Task =
Output every line below exactly.

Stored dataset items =
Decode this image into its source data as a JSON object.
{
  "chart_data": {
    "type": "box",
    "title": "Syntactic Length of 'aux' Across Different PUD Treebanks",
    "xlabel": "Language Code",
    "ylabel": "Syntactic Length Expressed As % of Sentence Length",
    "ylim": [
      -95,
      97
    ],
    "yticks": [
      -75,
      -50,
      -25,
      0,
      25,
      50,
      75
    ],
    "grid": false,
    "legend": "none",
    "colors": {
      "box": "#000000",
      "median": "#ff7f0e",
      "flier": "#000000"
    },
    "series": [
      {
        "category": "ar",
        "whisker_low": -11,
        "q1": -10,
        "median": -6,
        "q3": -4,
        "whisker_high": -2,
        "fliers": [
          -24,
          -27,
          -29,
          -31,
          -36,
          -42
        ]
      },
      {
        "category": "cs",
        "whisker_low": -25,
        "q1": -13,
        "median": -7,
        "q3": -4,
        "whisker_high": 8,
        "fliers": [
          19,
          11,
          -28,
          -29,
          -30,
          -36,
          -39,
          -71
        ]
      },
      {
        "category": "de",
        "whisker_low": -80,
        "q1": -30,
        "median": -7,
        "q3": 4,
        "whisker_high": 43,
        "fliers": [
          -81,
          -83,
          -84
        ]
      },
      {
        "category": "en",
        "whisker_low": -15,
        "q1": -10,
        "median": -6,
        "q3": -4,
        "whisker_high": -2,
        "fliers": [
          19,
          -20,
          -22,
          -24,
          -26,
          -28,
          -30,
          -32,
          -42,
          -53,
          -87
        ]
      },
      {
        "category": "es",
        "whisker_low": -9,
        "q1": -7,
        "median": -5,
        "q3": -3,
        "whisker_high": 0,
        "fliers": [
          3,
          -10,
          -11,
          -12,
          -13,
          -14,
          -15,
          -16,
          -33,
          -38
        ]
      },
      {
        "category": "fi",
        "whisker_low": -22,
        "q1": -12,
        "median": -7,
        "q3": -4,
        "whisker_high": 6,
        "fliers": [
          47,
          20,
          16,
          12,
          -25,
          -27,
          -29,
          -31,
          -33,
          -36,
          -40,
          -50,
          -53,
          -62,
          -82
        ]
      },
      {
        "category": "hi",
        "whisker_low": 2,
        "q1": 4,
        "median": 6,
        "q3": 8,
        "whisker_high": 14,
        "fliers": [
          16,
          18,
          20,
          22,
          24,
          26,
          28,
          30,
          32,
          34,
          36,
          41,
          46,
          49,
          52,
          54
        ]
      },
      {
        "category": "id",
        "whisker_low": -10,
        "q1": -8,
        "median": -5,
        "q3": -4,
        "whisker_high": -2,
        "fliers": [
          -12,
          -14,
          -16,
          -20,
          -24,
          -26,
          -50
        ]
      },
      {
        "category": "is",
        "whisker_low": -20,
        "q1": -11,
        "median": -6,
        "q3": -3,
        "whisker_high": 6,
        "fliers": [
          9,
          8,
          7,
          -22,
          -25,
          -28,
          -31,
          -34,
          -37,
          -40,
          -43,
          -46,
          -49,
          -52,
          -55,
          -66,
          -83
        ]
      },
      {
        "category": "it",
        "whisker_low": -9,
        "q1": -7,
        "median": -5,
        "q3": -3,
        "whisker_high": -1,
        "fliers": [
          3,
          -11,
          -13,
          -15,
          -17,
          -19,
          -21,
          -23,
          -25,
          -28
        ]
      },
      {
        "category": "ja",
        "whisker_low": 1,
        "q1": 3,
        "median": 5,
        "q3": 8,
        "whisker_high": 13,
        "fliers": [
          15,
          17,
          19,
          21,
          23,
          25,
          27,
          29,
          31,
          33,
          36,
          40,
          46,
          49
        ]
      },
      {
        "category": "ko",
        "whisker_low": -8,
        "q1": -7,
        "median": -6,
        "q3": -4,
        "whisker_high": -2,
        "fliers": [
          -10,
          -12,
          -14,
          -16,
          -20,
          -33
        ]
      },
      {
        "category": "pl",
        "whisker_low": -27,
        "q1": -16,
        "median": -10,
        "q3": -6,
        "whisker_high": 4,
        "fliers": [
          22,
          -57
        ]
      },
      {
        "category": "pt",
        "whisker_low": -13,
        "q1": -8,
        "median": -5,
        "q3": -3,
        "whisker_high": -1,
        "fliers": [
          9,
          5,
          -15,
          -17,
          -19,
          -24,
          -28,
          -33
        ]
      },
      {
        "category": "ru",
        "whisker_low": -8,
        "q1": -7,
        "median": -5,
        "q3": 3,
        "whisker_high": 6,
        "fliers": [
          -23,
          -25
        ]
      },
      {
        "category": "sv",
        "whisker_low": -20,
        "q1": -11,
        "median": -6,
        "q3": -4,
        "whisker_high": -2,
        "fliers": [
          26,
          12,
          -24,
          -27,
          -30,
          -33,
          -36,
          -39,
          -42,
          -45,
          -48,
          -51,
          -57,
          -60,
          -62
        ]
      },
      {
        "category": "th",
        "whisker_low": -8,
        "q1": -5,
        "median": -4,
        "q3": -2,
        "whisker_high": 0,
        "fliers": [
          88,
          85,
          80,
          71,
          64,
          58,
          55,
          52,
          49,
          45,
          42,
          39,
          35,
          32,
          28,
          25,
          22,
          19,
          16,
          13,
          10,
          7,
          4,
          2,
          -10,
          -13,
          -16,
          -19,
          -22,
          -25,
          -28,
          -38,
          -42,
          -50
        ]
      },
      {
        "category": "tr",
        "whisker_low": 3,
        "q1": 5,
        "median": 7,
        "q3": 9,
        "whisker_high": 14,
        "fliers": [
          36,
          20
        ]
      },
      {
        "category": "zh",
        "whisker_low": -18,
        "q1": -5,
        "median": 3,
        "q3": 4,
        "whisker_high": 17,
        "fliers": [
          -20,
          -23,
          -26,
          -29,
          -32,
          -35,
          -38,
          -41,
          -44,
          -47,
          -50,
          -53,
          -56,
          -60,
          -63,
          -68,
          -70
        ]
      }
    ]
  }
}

Answer to the problem =
Decode this image into its source data as a JSON object.
{
  "chart_data": {
    "type": "box",
    "title": "Syntactic Length of 'aux' Across Different PUD Treebanks",
    "xlabel": "Language Code",
    "ylabel": "Syntactic Length Expressed As % of Sentence Length",
    "ylim": [
      -95,
      97
    ],
    "yticks": [
      -75,
      -50,
      -25,
      0,
      25,
      50,
      75
    ],
    "grid": false,
    "legend": "none",
    "colors": {
      "box": "#000000",
      "median": "#ff7f0e",
      "flier": "#000000"
    },
    "series": [
      {
        "category": "ar",
        "whisker_low": -11,
        "q1": -10,
        "median": -6,
        "q3": -4,
        "whisker_high": -2,
        "fliers": [
          -24,
          -27,
          -29,
          -31,
          -36,
          -42
        ]
      },
      {
        "category": "cs",
        "whisker_low": -25,
        "q1": -13,
        "median": -7,
        "q3": -4,
        "whisker_high": 8,
        "fliers": [
          19,
          11,
          -28,
          -29,
          -30,
          -36,
          -39,
          -71
        ]
      },
      {
        "category": "de",
        "whisker_low": -80,
        "q1": -30,
        "median": -7,
        "q3": 4,
        "whisker_high": 43,
        "fliers": [
          -81,
          -83,
          -84
        ]
      },
      {
        "category": "en",
        "whisker_low": -15,
        "q1": -10,
        "median": -6,
        "q3": -4,
        "whisker_high": -2,
        "fliers": [
          19,
          -20,
          -22,
          -24,
          -26,
          -28,
          -30,
          -32,
          -42,
          -53,
          -87
        ]
      },
      {
        "category": "es",
        "whisker_low": -9,
        "q1": -7,
        "median": -5,
        "q3": -3,
        "whisker_high": 0,
        "fliers": [
          3,
          -10,
          -11,
          -12,
          -13,
          -14,
          -15,
          -16,
          -33,
          -38
        ]
      },
      {
        "category": "fi",
        "whisker_low": -22,
        "q1": -12,
        "median": -7,
        "q3": -4,
        "whisker_high": 6,
        "fliers": [
          47,
          20,
          16,
          12,
          -25,
          -27,
          -29,
          -31,
          -33,
          -36,
          -40,
          -50,
          -53,
          -62,
          -82
        ]
      },
      {
        "category": "hi",
        "whisker_low": 2,
        "q1": 4,
        "median": 6,
        "q3": 8,
        "whisker_high": 14,
        "fliers": [
          16,
          18,
          20,
          22,
          24,
          26,
          28,
          30,
          32,
          34,
          36,
          41,
          46,
          49,
          52,
          54
        ]
      },
      {
        "category": "id",
        "whisker_low": -10,
        "q1": -8,
        "median": -5,
        "q3": -4,
        "whisker_high": -2,
        "fliers": [
          -12,
          -14,
          -16,
          -20,
          -24,
          -26,
          -50
        ]
      },
      {
        "category": "is",
        "whisker_low": -20,
        "q1": -11,
        "median": -6,
        "q3": -3,
        "whisker_high": 6,
        "fliers": [
          9,
          8,
          7,
          -22,
          -25,
          -28,
          -31,
          -34,
          -37,
          -40,
          -43,
          -46,
          -49,
          -52,
          -55,
          -66,
          -83
        ]
      },
      {
        "category": "it",
        "whisker_low": -9,
        "q1": -7,
        "median": -5,
        "q3": -3,
        "whisker_high": -1,
        "fliers": [
          3,
          -11,
          -13,
          -15,
          -17,
          -19,
          -21,
          -23,
          -25,
          -28
        ]
      },
      {
        "category": "ja",
        "whisker_low": 1,
        "q1": 3,
        "median": 5,
        "q3": 8,
        "whisker_high": 13,
        "fliers": [
          15,
          17,
          19,
          21,
          23,
          25,
          27,
          29,
          31,
          33,
          36,
          40,
          46,
          49
        ]
      },
      {
        "category": "ko",
        "whisker_low": -8,
        "q1": -7,
        "median": -6,
        "q3": -4,
        "whisker_high": -2,
        "fliers": [
          -10,
          -12,
          -14,
          -16,
          -20,
          -33
        ]
      },
      {
        "category": "pl",
        "whisker_low": -27,
        "q1": -16,
        "median": -10,
        "q3": -6,
        "whisker_high": 4,
        "fliers": [
          22,
          -57
        ]
      },
      {
        "category": "pt",
        "whisker_low": -13,
        "q1": -8,
        "median": -5,
        "q3": -3,
        "whisker_high": -1,
        "fliers": [
          9,
          5,
          -15,
          -17,
          -19,
          -24,
          -28,
          -33
        ]
      },
      {
        "category": "ru",
        "whisker_low": -8,
        "q1": -7,
        "median": -5,
        "q3": 3,
        "whisker_high": 6,
        "fliers": [
          -23,
          -25
        ]
      },
      {
        "category": "sv",
        "whisker_low": -20,
        "q1": -11,
        "median": -6,
        "q3": -4,
        "whisker_high": -2,
        "fliers": [
          26,
          12,
          -24,
          -27,
          -30,
          -33,
          -36,
          -39,
          -42,
          -45,
          -48,
          -51,
          -57,
          -60,
          -62
        ]
      },
      {
        "category": "th",
        "whisker_low": -8,
        "q1": -5,
        "median": -4,
        "q3": -2,
        "whisker_high": 0,
        "fliers": [
          88,
          85,
          80,
          71,
          64,
          58,
          55,
          52,
          49,
          45,
          42,
          39,
          35,
          32,
          28,
          25,
          22,
          19,
          16,
          13,
          10,
          7,
          4,
          2,
          -10,
          -13,
          -16,
          -19,
          -22,
          -25,
          -28,
          -38,
          -42,
          -50
        ]
      },
      {
        "category": "tr",
        "whisker_low": 3,
        "q1": 5,
        "median": 7,
        "q3": 9,
        "whisker_high": 14,
        "fliers": [
          36,
          20
        ]
      },
      {
        "category": "zh",
        "whisker_low": -18,
        "q1": -5,
        "median": 3,
        "q3": 4,
        "whisker_high": 17,
        "fliers": [
          -20,
          -23,
          -26,
          -29,
          -32,
          -35,
          -38,
          -41,
          -44,
          -47,
          -50,
          -53,
          -56,
          -60,
          -63,
          -68,
          -70
        ]
      }
    ]
  }
}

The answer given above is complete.